▶ **The exercise**: Each line that holds the word "this" should be returned.

▶ **Input records**:
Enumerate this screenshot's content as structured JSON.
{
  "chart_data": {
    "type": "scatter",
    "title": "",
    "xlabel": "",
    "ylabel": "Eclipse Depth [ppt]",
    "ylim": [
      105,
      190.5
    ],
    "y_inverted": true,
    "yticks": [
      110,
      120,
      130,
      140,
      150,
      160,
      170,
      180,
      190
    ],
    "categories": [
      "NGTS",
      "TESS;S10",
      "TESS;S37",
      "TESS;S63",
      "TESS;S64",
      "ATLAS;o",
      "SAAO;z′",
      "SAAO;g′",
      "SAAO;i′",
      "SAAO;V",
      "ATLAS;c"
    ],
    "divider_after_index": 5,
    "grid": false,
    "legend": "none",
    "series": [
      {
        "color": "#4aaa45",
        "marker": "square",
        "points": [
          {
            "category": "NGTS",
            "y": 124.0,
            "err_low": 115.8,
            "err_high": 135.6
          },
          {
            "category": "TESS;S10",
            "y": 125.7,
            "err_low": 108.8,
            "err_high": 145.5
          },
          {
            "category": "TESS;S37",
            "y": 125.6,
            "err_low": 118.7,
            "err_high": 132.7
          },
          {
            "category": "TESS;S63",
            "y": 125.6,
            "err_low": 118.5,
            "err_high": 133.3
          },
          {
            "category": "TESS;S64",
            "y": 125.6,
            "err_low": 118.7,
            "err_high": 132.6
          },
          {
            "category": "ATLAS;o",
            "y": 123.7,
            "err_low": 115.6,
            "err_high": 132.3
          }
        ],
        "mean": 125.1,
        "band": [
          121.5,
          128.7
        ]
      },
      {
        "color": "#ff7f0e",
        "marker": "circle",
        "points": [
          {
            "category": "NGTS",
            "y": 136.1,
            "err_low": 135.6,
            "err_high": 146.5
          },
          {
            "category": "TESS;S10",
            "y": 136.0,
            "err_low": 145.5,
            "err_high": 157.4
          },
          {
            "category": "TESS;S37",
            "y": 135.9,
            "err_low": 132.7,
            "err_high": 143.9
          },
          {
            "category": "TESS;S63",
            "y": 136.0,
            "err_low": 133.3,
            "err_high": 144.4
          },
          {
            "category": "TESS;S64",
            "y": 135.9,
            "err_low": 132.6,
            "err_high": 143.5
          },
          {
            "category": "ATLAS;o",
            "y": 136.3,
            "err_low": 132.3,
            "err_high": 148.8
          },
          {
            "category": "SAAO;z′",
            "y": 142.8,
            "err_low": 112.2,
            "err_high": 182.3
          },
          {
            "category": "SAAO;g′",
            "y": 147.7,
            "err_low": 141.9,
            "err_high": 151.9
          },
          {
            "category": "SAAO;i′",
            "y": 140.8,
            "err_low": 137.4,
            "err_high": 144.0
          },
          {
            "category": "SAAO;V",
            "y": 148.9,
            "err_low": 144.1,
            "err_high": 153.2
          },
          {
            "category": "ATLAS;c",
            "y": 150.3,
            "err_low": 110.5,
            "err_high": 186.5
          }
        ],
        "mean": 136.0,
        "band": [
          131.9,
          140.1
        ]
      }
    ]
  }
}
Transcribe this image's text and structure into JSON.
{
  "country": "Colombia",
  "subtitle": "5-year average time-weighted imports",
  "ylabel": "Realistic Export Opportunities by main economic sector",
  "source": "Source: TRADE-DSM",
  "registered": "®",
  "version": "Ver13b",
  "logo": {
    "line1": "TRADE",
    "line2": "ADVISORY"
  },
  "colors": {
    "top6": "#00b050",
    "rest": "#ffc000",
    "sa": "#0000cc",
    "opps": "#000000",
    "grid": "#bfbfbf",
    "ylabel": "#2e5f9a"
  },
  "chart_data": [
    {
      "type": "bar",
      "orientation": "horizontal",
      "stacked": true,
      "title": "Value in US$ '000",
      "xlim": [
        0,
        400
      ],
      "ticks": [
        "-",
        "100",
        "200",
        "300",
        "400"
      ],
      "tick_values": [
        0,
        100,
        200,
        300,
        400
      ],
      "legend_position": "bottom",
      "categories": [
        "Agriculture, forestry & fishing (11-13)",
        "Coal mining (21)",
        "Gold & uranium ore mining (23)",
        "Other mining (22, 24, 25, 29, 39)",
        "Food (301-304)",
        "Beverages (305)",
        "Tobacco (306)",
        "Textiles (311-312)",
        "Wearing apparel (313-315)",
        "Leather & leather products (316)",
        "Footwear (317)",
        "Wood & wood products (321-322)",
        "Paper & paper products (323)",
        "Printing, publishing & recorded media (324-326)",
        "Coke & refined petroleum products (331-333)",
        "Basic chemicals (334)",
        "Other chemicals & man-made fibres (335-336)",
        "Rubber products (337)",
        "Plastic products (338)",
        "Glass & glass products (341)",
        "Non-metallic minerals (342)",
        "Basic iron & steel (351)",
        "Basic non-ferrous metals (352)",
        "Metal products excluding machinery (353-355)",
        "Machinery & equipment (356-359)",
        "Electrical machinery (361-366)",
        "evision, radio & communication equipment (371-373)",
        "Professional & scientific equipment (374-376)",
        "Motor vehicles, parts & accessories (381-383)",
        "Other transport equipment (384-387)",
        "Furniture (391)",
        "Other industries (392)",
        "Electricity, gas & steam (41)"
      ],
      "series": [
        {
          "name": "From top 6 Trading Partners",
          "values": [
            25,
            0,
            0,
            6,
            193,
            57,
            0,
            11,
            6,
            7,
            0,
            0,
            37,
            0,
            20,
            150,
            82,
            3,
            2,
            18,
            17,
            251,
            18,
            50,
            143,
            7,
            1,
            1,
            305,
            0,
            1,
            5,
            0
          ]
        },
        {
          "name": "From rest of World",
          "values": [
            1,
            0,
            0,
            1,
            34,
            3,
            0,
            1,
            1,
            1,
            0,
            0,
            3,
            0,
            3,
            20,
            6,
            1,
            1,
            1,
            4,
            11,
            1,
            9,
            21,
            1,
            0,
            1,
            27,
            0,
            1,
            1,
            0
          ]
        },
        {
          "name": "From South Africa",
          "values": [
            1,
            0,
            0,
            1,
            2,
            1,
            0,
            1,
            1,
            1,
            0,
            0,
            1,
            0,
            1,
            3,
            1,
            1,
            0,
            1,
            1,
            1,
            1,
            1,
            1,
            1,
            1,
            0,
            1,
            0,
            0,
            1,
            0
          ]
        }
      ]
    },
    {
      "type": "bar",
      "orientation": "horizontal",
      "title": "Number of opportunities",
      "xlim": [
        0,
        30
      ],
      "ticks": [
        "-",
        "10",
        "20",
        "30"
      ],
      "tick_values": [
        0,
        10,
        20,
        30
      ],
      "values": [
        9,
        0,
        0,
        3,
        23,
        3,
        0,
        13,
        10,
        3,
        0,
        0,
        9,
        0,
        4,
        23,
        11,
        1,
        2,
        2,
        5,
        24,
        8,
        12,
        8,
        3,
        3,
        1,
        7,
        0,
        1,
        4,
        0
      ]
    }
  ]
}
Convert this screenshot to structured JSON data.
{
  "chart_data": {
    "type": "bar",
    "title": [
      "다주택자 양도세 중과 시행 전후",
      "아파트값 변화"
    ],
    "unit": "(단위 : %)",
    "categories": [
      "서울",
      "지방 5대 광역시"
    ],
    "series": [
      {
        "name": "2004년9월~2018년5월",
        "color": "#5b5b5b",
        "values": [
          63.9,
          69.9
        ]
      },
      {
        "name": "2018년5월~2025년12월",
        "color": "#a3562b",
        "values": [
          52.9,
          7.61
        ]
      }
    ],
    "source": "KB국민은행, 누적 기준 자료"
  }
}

▶ **Response**:
Enumerate this screenshot's content as structured JSON.
Transcribe this image's text and structure into JSON.
Convert this screenshot to structured JSON data.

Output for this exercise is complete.